* **Task**: Copy out all the lines in the records that include the word "Vest".

* **Records for the task**:
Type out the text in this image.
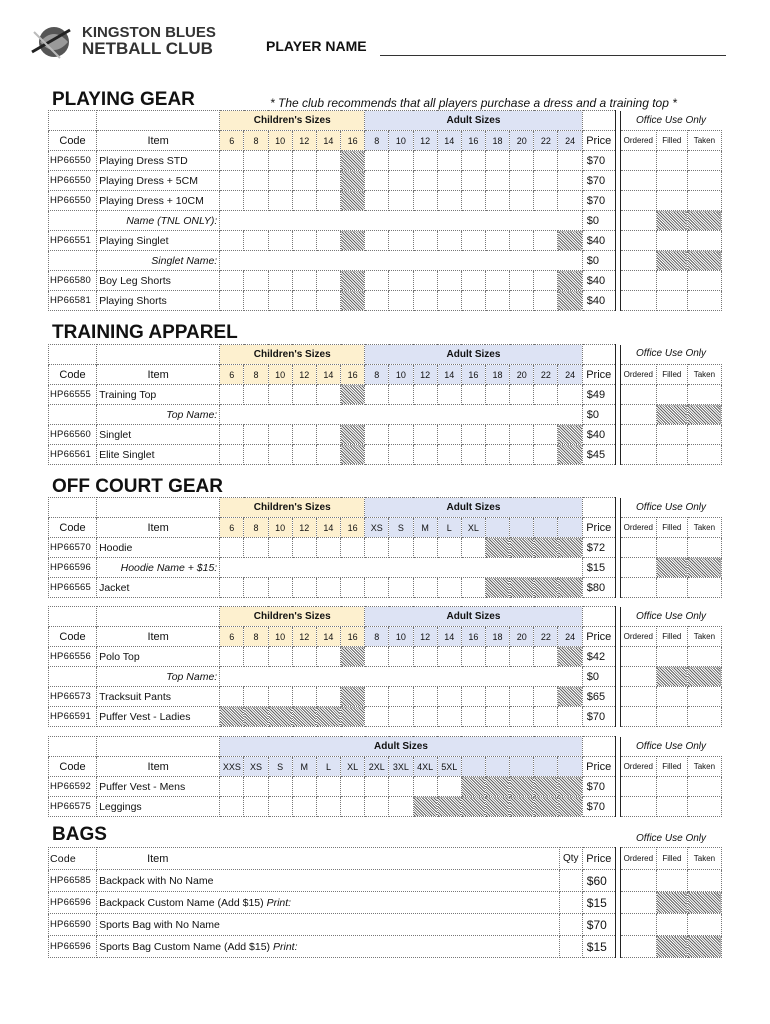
KINGSTON BLUES
NETBALL CLUB	PLAYER NAME
PLAYING GEAR	* The club recommends that all players purchase a dress and a training top *
Office Use Only
		Children's Sizes						Adult Sizes													
Code	Item	6	8	10	12	14	16	8	10	12	14	16	18	20	22	24	Price		Ordered	Filled	Taken
HP66550	Playing Dress STD																$70				
HP66550	Playing Dress + 5CM																$70				
HP66550	Playing Dress + 10CM																$70				
	Name (TNL ONLY):																$0				
HP66551	Playing Singlet																$40				
	Singlet Name:																$0				
HP66580	Boy Leg Shorts																$40				
HP66581	Playing Shorts																$40				
TRAINING APPAREL
Office Use Only
		Children's Sizes						Adult Sizes													
Code	Item	6	8	10	12	14	16	8	10	12	14	16	18	20	22	24	Price		Ordered	Filled	Taken
HP66555	Training Top																$49				
	Top Name:																$0				
HP66560	Singlet																$40				
HP66561	Elite Singlet																$45				
OFF COURT GEAR
Office Use Only
		Children's Sizes						Adult Sizes													
Code	Item	6	8	10	12	14	16	XS	S	M	L	XL					Price		Ordered	Filled	Taken
HP66570	Hoodie																$72				
HP66596	Hoodie Name + $15:																$15				
HP66565	Jacket																$80				
Office Use Only
		Children's Sizes						Adult Sizes													
Code	Item	6	8	10	12	14	16	8	10	12	14	16	18	20	22	24	Price		Ordered	Filled	Taken
HP66556	Polo Top																$42				
	Top Name:																$0				
HP66573	Tracksuit Pants																$65				
HP66591	Puffer Vest - Ladies																$70				
Office Use Only
		Adult Sizes																			
Code	Item	XXS	XS	S	M	L	XL	2XL	3XL	4XL	5XL						Price		Ordered	Filled	Taken
HP66592	Puffer Vest - Mens																$70				
HP66575	Leggings																$70				
BAGS	Office Use Only
Code	Item	Qty	Price		Ordered	Filled	Taken
HP66585	Backpack with No Name		$60				
HP66596	Backpack Custom Name (Add $15) Print:		$15				
HP66590	Sports Bag with No Name		$70				
HP66596	Sports Bag Custom Name (Add $15) Print:		$15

* **Final result**:
HP66591	Puffer Vest - Ladies																$70				
HP66592	Puffer Vest - Mens																$70				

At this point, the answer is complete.